━━━ DATA RECORDS ━━━

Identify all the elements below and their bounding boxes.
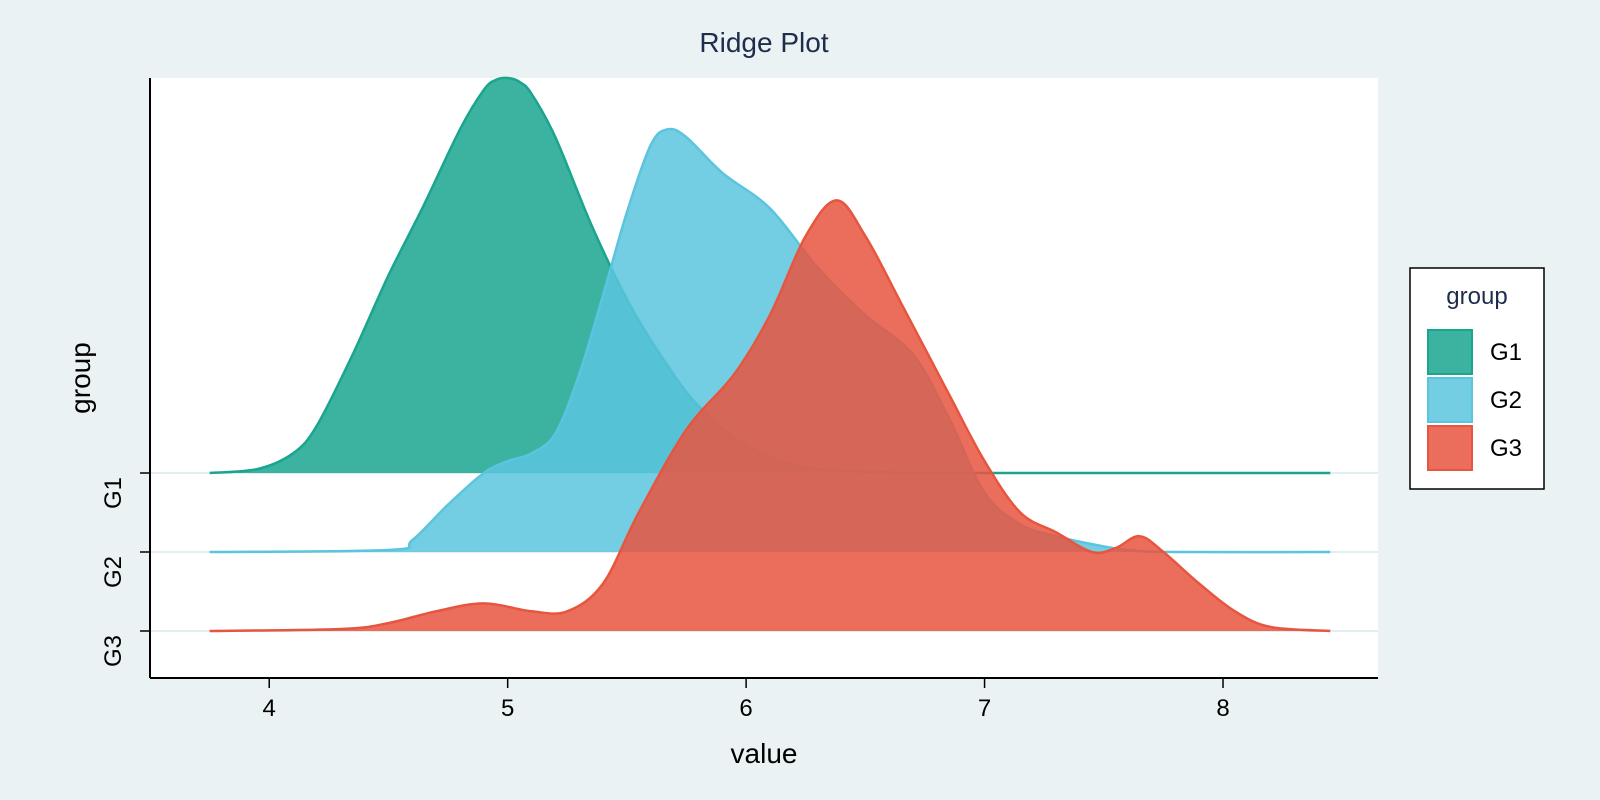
y-tick-label-g3: G3 [100, 635, 127, 667]
legend-label-g2: G2 [1490, 387, 1522, 414]
legend-items: G1 G2 G3 [1427, 329, 1522, 471]
legend: group G1 G2 G3 [1409, 267, 1545, 490]
legend-swatch-g1 [1427, 329, 1473, 375]
y-axis-ticks: G1 G2 G3 [100, 472, 150, 667]
legend-label-g1: G1 [1490, 339, 1522, 366]
x-axis-ticks: 4 5 6 7 8 [263, 678, 1230, 722]
x-tick-label: 7 [978, 695, 991, 722]
ridge-line-g3 [209, 199, 1331, 633]
x-tick-label: 8 [1216, 695, 1229, 722]
x-tick-label: 6 [739, 695, 752, 722]
ridge-area-g3 [209, 200, 1331, 631]
ridge-area-g1 [209, 77, 1331, 474]
legend-swatch-g3 [1427, 425, 1473, 471]
ridge-series [209, 76, 1331, 633]
x-tick-label: 4 [263, 695, 276, 722]
x-axis-label: value [731, 738, 798, 769]
legend-title: group [1446, 283, 1507, 310]
y-tick-label-g2: G2 [100, 556, 127, 588]
legend-label-g3: G3 [1490, 435, 1522, 462]
y-axis-label: group [65, 342, 96, 414]
legend-swatch-g2 [1427, 377, 1473, 423]
x-tick-label: 5 [501, 695, 514, 722]
y-tick-label-g1: G1 [100, 477, 127, 509]
chart-title: Ridge Plot [699, 27, 828, 58]
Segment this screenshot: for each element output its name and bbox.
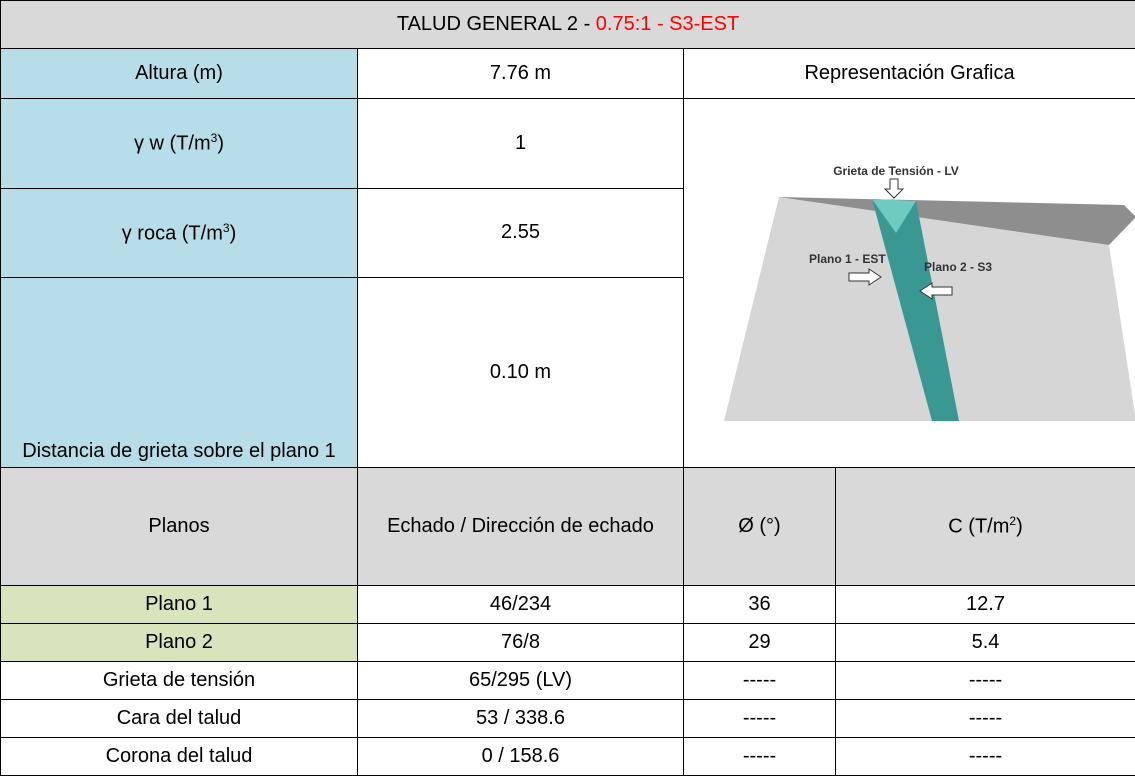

━━━

WHAT IS ASKED: Reproduce the listing above verbatim, line for line, omitting the pictures.

TASK ANSWER:
Identify all the elements below and their bounding boxes.
y-tick-label-g3: G3 [100, 635, 127, 667]
legend-label-g2: G2 [1490, 387, 1522, 414]
legend-items: G1 G2 G3 [1427, 329, 1522, 471]
legend: group G1 G2 G3 [1409, 267, 1545, 490]
legend-swatch-g1 [1427, 329, 1473, 375]
y-axis-ticks: G1 G2 G3 [100, 472, 150, 667]
legend-label-g1: G1 [1490, 339, 1522, 366]
x-axis-ticks: 4 5 6 7 8 [263, 678, 1230, 722]
x-tick-label: 7 [978, 695, 991, 722]
ridge-line-g3 [209, 199, 1331, 633]
x-tick-label: 8 [1216, 695, 1229, 722]
x-tick-label: 6 [739, 695, 752, 722]
ridge-area-g3 [209, 200, 1331, 631]
ridge-area-g1 [209, 77, 1331, 474]
legend-swatch-g3 [1427, 425, 1473, 471]
ridge-series [209, 76, 1331, 633]
x-tick-label: 4 [263, 695, 276, 722]
x-axis-label: value [731, 738, 798, 769]
legend-title: group [1446, 283, 1507, 310]
y-tick-label-g2: G2 [100, 556, 127, 588]
legend-label-g3: G3 [1490, 435, 1522, 462]
y-axis-label: group [65, 342, 96, 414]
legend-swatch-g2 [1427, 377, 1473, 423]
x-tick-label: 5 [501, 695, 514, 722]
y-tick-label-g1: G1 [100, 477, 127, 509]
chart-title: Ridge Plot [699, 27, 828, 58]
Segment this screenshot: for each element output its name and bbox.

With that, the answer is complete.